(Bounding box prediction data)
= Beginning of Section =
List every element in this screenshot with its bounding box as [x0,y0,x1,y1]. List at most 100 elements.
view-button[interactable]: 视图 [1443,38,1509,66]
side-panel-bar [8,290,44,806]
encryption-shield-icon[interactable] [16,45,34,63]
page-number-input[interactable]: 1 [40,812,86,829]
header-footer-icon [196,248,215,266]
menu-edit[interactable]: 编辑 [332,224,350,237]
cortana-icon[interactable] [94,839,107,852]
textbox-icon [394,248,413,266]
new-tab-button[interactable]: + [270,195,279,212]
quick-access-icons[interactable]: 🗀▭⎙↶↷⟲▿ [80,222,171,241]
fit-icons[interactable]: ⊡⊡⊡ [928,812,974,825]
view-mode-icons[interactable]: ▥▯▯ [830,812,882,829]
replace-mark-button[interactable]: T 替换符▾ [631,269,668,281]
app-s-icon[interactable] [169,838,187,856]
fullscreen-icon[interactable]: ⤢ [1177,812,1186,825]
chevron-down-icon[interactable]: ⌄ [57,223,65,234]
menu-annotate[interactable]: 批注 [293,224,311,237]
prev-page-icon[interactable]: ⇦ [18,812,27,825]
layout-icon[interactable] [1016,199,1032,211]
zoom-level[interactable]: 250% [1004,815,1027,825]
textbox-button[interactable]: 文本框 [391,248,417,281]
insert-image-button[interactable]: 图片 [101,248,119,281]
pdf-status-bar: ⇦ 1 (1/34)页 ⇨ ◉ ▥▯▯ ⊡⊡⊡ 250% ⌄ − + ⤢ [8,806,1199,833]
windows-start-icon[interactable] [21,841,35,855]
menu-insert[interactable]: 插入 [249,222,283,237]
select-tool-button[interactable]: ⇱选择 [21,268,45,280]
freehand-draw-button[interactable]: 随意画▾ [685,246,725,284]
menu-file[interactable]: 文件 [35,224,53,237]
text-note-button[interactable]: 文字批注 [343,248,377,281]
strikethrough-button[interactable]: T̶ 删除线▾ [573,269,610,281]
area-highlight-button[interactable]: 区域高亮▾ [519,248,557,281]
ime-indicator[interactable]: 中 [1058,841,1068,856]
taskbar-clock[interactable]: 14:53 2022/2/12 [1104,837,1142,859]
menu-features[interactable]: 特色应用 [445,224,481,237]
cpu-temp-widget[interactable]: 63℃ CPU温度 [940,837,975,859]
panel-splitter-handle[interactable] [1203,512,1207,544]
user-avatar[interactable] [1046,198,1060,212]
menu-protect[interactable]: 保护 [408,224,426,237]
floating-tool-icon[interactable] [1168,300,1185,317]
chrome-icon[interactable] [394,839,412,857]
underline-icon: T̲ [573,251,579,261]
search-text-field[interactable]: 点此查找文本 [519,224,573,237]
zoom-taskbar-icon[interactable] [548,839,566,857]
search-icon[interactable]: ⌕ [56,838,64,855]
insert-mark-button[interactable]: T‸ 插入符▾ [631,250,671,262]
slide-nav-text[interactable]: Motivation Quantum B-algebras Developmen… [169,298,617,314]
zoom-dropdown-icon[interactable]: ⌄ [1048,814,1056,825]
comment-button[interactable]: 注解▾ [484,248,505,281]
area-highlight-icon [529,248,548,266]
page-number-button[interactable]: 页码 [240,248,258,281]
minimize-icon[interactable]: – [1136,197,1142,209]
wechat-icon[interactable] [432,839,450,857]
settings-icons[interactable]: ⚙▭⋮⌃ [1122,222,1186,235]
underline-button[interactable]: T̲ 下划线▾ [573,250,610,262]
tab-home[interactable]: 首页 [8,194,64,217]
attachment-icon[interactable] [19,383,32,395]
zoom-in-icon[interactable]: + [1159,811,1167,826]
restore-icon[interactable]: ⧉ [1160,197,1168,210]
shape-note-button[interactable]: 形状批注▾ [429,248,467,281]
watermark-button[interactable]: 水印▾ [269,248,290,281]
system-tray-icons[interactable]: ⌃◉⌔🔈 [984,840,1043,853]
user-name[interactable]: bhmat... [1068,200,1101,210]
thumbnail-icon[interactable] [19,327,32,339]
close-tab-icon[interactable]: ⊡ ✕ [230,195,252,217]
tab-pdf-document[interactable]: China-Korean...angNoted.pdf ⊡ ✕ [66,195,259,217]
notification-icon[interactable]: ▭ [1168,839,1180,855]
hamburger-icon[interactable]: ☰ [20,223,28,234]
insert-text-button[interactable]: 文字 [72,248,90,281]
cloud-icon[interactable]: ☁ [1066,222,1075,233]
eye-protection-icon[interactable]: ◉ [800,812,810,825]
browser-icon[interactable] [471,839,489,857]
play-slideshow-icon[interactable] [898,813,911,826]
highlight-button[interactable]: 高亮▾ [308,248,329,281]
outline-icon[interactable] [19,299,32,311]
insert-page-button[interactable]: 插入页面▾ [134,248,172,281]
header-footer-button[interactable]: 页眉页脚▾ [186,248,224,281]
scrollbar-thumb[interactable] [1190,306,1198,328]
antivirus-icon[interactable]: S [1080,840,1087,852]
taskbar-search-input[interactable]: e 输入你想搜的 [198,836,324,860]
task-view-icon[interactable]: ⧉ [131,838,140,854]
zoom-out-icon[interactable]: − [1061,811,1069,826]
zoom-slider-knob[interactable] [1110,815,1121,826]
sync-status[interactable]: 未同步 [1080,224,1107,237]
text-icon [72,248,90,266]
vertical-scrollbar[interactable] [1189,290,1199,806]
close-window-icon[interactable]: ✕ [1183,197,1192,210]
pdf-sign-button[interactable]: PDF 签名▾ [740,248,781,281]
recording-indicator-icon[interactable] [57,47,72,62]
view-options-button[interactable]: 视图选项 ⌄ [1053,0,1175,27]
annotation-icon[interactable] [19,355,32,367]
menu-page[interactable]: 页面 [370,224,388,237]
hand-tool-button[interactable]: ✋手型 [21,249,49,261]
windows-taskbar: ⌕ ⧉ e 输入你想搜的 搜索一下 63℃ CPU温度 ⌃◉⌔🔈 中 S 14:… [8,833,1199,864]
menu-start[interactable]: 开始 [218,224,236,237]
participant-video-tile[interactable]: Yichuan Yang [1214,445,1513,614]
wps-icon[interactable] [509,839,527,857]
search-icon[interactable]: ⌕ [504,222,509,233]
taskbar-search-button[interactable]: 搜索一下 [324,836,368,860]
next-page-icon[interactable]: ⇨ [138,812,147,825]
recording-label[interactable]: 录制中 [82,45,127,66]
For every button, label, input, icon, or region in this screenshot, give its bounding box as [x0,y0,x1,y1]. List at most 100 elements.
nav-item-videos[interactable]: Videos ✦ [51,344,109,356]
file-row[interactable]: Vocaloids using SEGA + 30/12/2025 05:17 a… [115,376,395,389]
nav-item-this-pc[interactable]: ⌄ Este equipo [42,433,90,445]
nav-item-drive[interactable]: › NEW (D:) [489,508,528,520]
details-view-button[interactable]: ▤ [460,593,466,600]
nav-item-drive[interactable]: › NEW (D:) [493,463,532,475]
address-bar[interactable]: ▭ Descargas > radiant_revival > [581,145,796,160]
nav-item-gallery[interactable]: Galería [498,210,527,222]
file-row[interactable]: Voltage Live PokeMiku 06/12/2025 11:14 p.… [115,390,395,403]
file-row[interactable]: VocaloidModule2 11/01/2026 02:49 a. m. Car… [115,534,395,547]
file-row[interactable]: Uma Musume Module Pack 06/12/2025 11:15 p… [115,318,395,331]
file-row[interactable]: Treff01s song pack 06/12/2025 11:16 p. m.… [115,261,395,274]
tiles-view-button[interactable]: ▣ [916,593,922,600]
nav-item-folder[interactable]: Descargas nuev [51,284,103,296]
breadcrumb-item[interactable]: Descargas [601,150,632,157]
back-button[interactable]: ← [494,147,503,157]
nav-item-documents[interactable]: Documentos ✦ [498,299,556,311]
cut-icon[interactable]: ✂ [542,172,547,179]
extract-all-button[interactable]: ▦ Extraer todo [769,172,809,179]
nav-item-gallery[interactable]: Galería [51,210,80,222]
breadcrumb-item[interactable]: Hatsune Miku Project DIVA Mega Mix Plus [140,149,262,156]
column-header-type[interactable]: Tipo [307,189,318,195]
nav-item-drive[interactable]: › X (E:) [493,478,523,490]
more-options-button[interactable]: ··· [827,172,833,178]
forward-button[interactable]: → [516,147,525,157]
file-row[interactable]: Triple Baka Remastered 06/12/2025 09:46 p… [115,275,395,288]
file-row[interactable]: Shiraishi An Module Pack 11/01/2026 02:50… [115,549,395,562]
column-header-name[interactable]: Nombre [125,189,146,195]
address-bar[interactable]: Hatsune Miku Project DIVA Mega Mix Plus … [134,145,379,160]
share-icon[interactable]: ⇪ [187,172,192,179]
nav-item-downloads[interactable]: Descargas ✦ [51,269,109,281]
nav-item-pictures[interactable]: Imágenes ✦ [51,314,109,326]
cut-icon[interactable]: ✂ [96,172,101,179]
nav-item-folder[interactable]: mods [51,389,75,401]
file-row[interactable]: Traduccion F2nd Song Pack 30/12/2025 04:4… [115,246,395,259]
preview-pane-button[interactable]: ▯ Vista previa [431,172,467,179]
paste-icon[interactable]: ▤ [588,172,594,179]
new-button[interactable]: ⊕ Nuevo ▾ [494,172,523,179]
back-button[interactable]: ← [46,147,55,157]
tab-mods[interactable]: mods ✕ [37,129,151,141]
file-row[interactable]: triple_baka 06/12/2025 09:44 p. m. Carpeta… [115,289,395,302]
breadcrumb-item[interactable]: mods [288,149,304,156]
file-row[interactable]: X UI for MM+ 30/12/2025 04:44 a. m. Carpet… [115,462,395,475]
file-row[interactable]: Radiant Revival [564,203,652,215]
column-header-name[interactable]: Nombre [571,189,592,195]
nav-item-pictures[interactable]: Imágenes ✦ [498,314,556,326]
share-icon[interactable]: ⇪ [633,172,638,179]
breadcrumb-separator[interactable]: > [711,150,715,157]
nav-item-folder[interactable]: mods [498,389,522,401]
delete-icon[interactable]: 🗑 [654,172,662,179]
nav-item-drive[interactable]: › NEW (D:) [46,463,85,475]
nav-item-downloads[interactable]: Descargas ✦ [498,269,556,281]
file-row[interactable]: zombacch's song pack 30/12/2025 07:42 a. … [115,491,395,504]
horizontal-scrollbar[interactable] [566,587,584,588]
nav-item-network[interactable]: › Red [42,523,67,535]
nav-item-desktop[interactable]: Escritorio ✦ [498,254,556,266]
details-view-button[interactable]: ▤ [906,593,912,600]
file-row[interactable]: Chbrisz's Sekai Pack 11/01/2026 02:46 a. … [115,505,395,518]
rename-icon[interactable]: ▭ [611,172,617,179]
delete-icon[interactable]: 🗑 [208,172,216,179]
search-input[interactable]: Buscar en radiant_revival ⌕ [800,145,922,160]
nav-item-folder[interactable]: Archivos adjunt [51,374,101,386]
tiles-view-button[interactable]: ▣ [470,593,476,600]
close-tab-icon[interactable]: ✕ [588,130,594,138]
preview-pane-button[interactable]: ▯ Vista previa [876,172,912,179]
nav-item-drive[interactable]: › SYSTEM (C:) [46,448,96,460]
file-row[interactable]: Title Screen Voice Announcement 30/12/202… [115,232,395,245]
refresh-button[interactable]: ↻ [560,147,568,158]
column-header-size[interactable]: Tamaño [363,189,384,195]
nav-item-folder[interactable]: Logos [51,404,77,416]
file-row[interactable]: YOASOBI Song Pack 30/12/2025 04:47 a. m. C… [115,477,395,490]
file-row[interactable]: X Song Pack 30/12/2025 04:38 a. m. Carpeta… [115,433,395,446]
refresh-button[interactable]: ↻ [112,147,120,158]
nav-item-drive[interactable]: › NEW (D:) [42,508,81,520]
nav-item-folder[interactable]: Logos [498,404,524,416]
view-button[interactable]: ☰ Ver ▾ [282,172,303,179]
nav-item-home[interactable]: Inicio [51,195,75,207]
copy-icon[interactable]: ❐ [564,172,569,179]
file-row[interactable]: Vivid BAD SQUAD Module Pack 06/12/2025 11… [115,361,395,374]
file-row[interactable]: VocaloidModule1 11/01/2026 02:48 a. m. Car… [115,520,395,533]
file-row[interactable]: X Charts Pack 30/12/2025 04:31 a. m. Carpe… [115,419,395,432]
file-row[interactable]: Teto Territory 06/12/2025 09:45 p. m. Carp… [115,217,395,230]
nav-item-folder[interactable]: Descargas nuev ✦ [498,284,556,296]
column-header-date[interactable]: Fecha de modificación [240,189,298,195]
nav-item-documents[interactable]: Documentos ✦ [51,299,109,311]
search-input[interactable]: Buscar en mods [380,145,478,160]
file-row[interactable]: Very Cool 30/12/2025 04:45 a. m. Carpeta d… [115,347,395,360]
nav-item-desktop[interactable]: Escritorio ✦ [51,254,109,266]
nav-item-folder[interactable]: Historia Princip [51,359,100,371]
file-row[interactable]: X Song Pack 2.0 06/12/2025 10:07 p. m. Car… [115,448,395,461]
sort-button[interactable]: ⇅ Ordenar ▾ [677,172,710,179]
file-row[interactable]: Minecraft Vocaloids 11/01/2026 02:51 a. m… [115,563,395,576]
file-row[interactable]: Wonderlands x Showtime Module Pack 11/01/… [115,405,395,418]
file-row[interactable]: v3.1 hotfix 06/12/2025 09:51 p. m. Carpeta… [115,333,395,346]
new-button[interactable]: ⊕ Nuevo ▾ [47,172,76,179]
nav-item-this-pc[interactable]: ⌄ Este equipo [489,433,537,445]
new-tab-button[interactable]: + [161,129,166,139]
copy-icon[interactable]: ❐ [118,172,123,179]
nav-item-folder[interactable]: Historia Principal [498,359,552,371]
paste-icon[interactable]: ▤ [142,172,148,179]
= End of Section =
#### Directions for this task
Lines that hold "Galería" are the ones to copy, so pick each out from the data.

#### Task output
nav-item-gallery[interactable]: Galería [498,210,527,222]
nav-item-gallery[interactable]: Galería [51,210,80,222]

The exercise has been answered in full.